> Testo di lettura
= = = =

Nonostante Maduro le abbia provate tutte, compreso ovviamente il giocare la carta del nazionalismo allo scopo di lisciare il pelo agli alti ranghi delle forze armate rivendicando per Caracas la Guyana Essequibo, e nonostante il tentativo di ristabilire rapporti economici coi tanto odiati Yankee a cui, ha capito, se vuole sopravvivere ha bisogno di vendere il suo petrolio – ed essi per il proprio approvvigionamento, di acquistarlo - le cose gli sono sfuggite di mano. Il Paese è spaccato tra quelli che contestano il risultato vittorioso del presidente uscente e quelli che ne sostengono l'autenticità. Entrambi gli schieramenti si fanno la guerra per sostenere due diverse forme di sfruttamento del proletariato e di dittatura della borghesia, seppur mascherate in modi diversi.

= = = =

> Sezione dati
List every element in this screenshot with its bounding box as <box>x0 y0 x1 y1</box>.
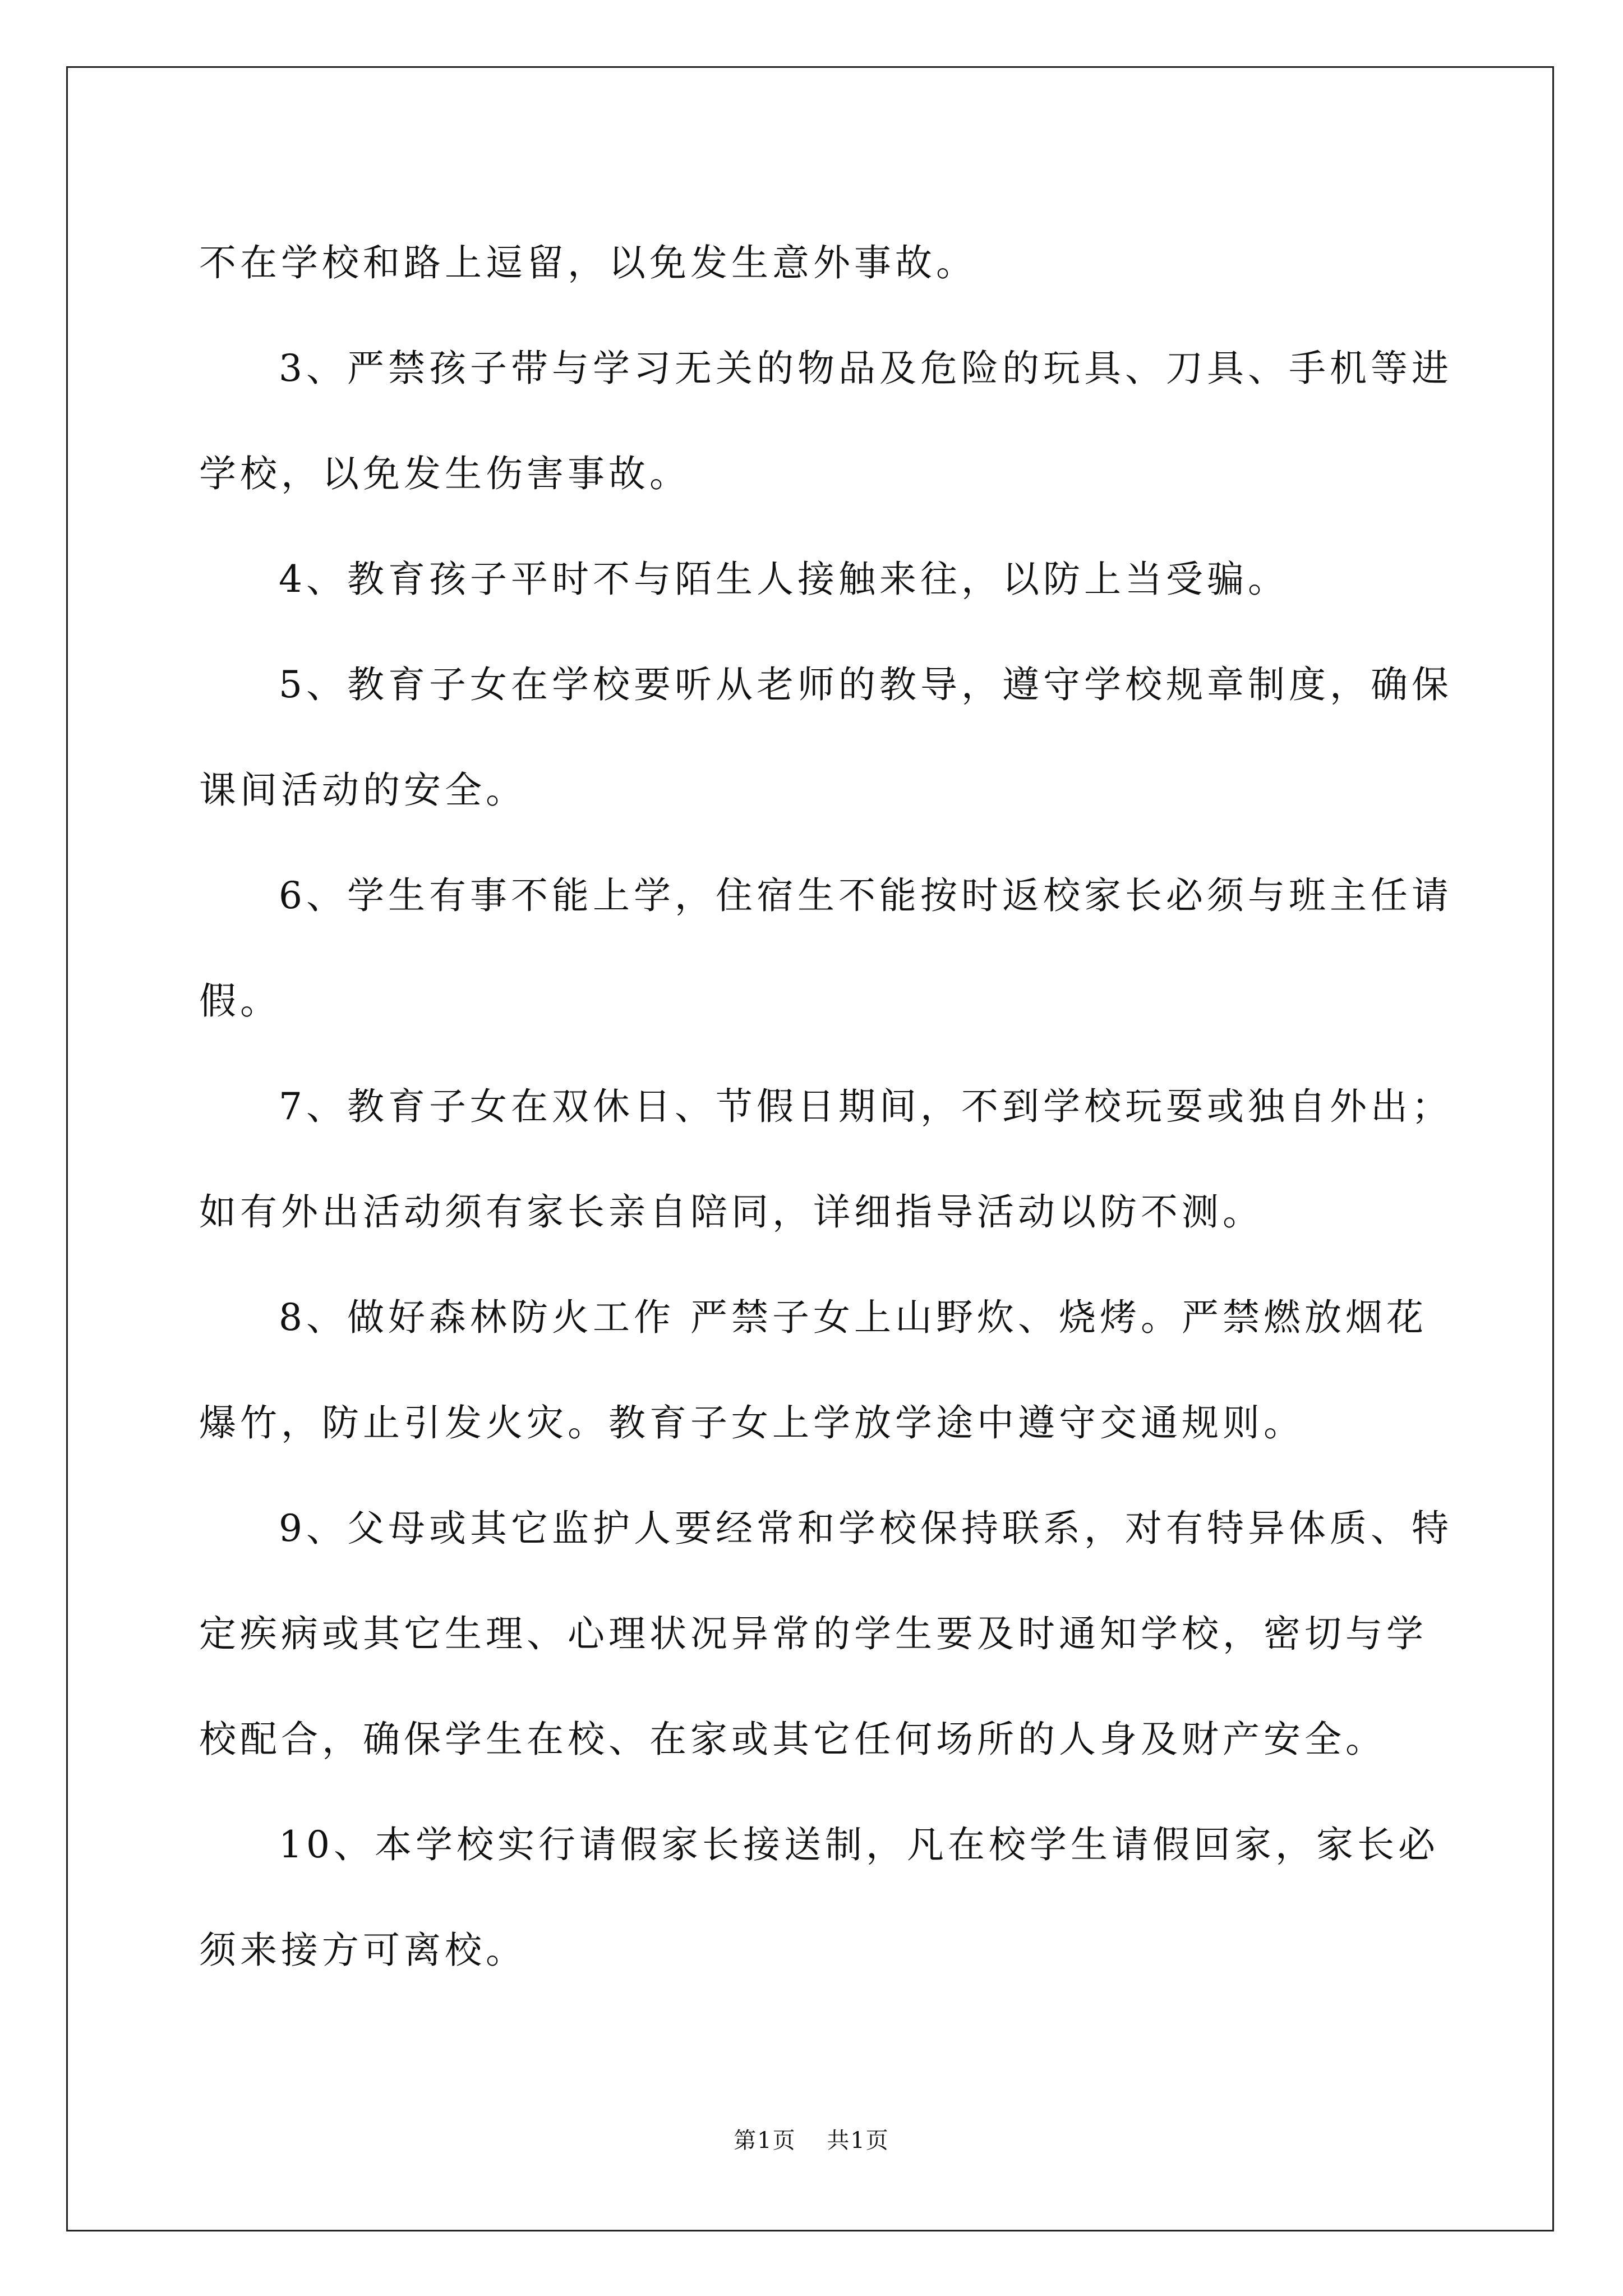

= = = =

> Serie di esercizi
- 1) Traduci in inglese la frase del testo su Maduro "Il Paese è spaccato tra quelli che contestano il risultato vittorioso del presidente uscente e quelli che ne sostengono l'autenticità."
- 2) Secondo il testo su Maduro, quale territorio Maduro rivendica per Caracas?
- 3) Per favore, prosegui il testo su Maduro dopo la sua ultima frase.

> Soluzioni
- 1) The country is split between those who dispute the outgoing president's winning result and those who uphold its authenticity.

- 2) La Guyana Essequibo.

- 3)
Con la vittoria dell'uno o dell'altro fronte, i lavoratori venezuelani hanno comunque perso, perché rimarrà immutata o cambierà la forma, la sostanza resterà sempre fatta di sacrifici, sangue e sudore per loro. L'unica speranza per il proletariato venezuelano è guardarsi dai creatori di consenso, demagoghi al soldo di questa o di quella parrocchia borghese che possono litigare su di tutto ma su di una cosa non discutono affatto: il capitalismo non si tocca.

L'appello che noi lanciamo ai soggetti o alle sparute avanguardie entro quei confini, oltre a quello di dare vita al Partito rivoluzionario, strumento politico irrinunciabile, è di dare fiducia agli sfruttati sul fatto che una società alternativa al capitalismo è tuttora possibile, che in questa società le macchine su cui lavoreranno o i trasporti di cui si serviranno non saranno proprietà dello Stato ma di tutti, ovvero della collettività la quale, una volta eliminate le disuguaglianze ossia le classi, farà a meno anche dello Stato - che verrà buttato in discarica - e infine che i leader del bolivarismo finora li hanno ingannati, perché quest'ultimo dal comunismo è separato da una distanza abissale.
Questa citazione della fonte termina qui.